## SOURCE EXTRACT
** BEGIN **

Docker-pipeline
Tool for pipelining processing of data. Built on top of docker infractructure, each worker is a docker container. Inside of a container it uses linux pipes for transfering data between network layer and your worker. The project is in very intial state now, but has working samples.
1. Write processing scripts
Now docker-pipeline has an implementation of worker wrapper for python only, but it's easy to write worker wrappers for other languages.
#!/usr/bin/python
from pipelining import run
def job(data):
# your processing here, for example you can return length of data
return [data, len(data)]
run(job)
2. Build base images
$ ./rebuild_images.sh
3. Build own workers
Use as base image docker-pipeline-worker or docker-pipeline-source, the only difference - source should generate data, and appropriate header, you can find example in pipelining/simple_test_source.py
FROM docker-pipeline-worker # or docker-pipeline-source
ADD {add your executable here}
4. Describe your topology as docker-compose file
version: '2'
services:
source:
image: your_source
restart: always
processing:
image: your_worker
restart: always
another_processing:
image: your_another_worker
restart: always
5. Run!!
$ docker-compose -f docker-compose-base.yml -f your-docker-compose.yml up -d
6. Scale
$ docker-compose scale processing=3 another_processing=4

** END **

## AIM 1
According to the docker-pipeline page, for which language does docker-pipeline currently have a worker wrapper?
## AIM 2
Reproduce the docker-pipeline page from "1. Write processing" to "for other languages.".

## GIVEN INFORMATION
** BEGIN **

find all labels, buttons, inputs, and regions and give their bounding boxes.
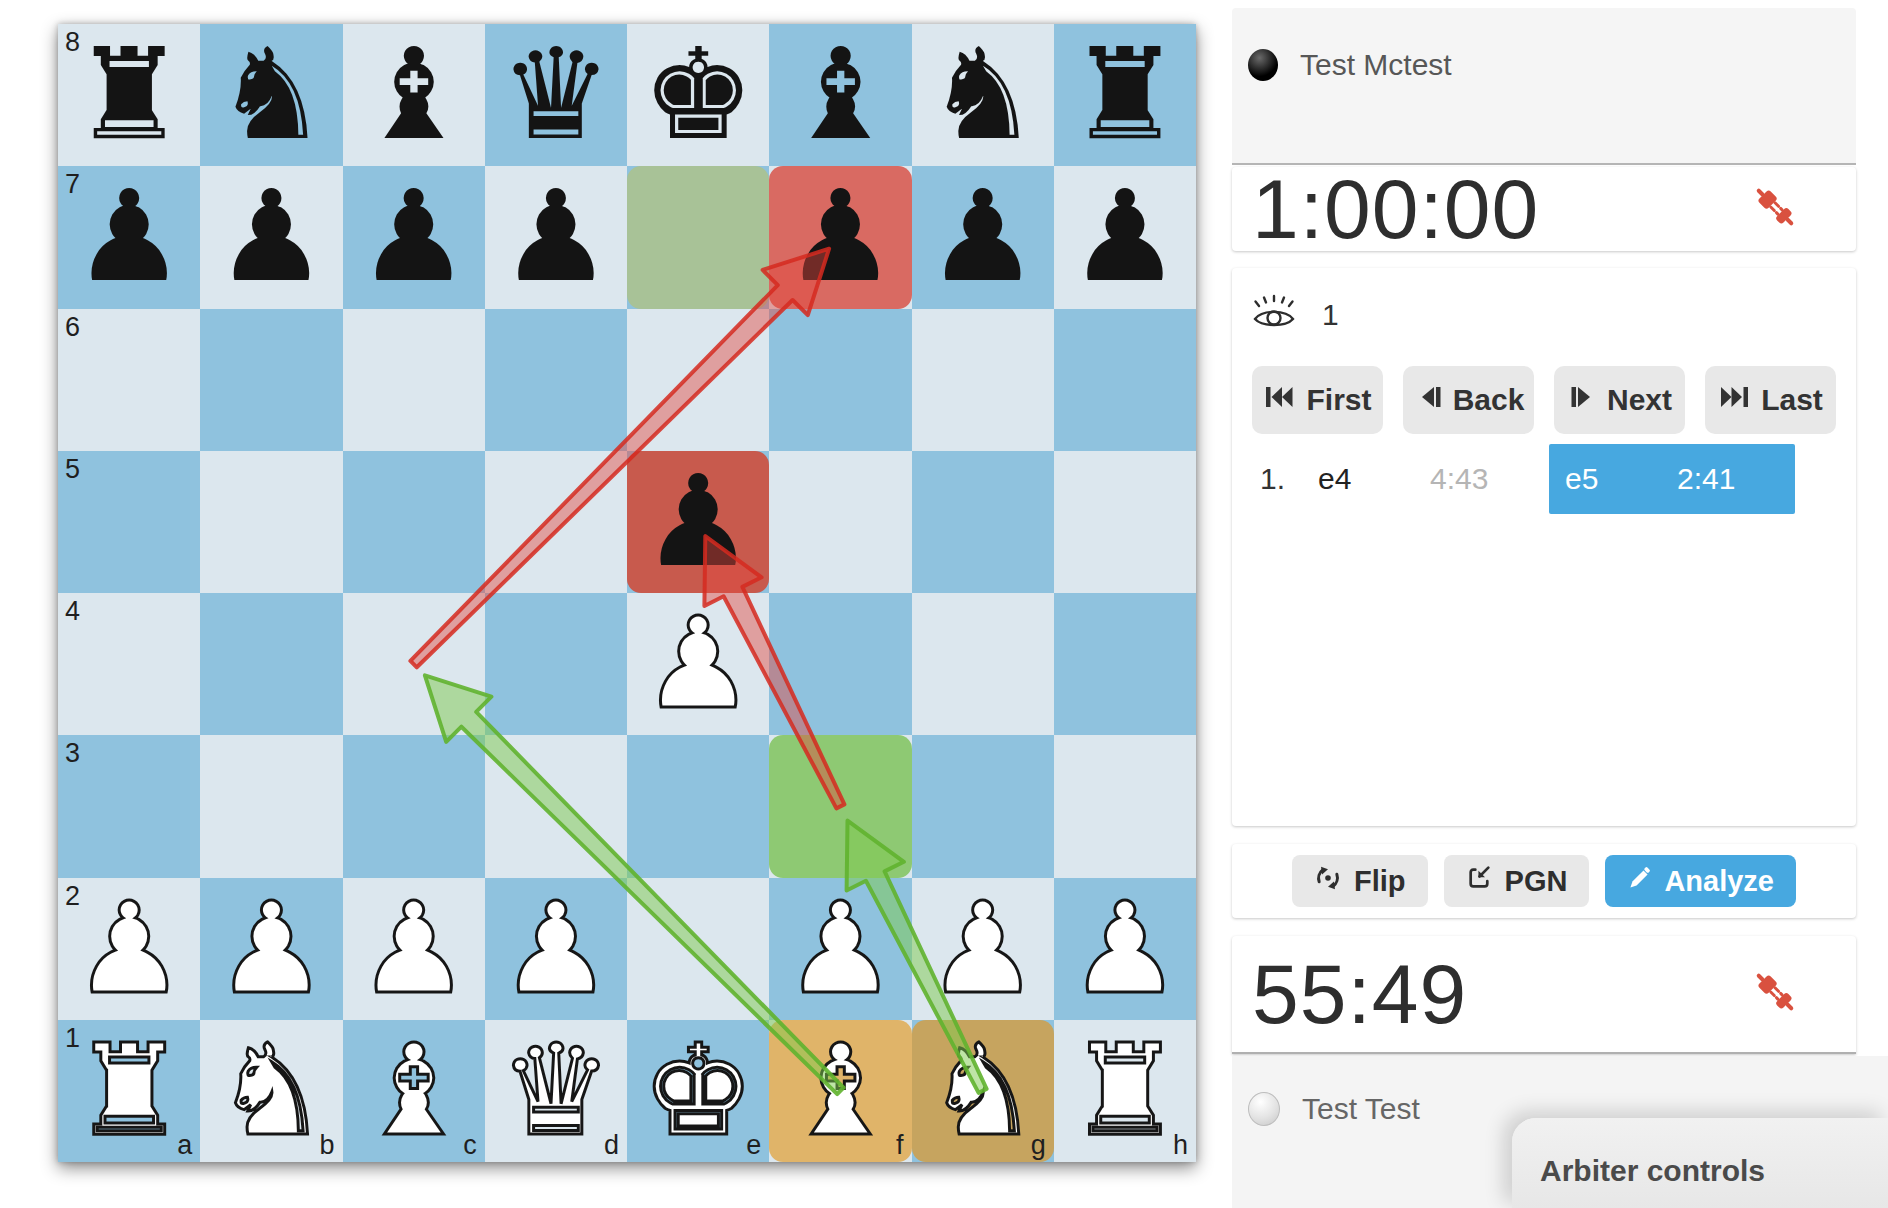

** END **

## FINAL ANSWER 1
Python only.

## FINAL ANSWER 2
1. Write processing scripts
Now docker-pipeline has an implementation of worker wrapper for python only, but it's easy to write worker wrappers for other languages.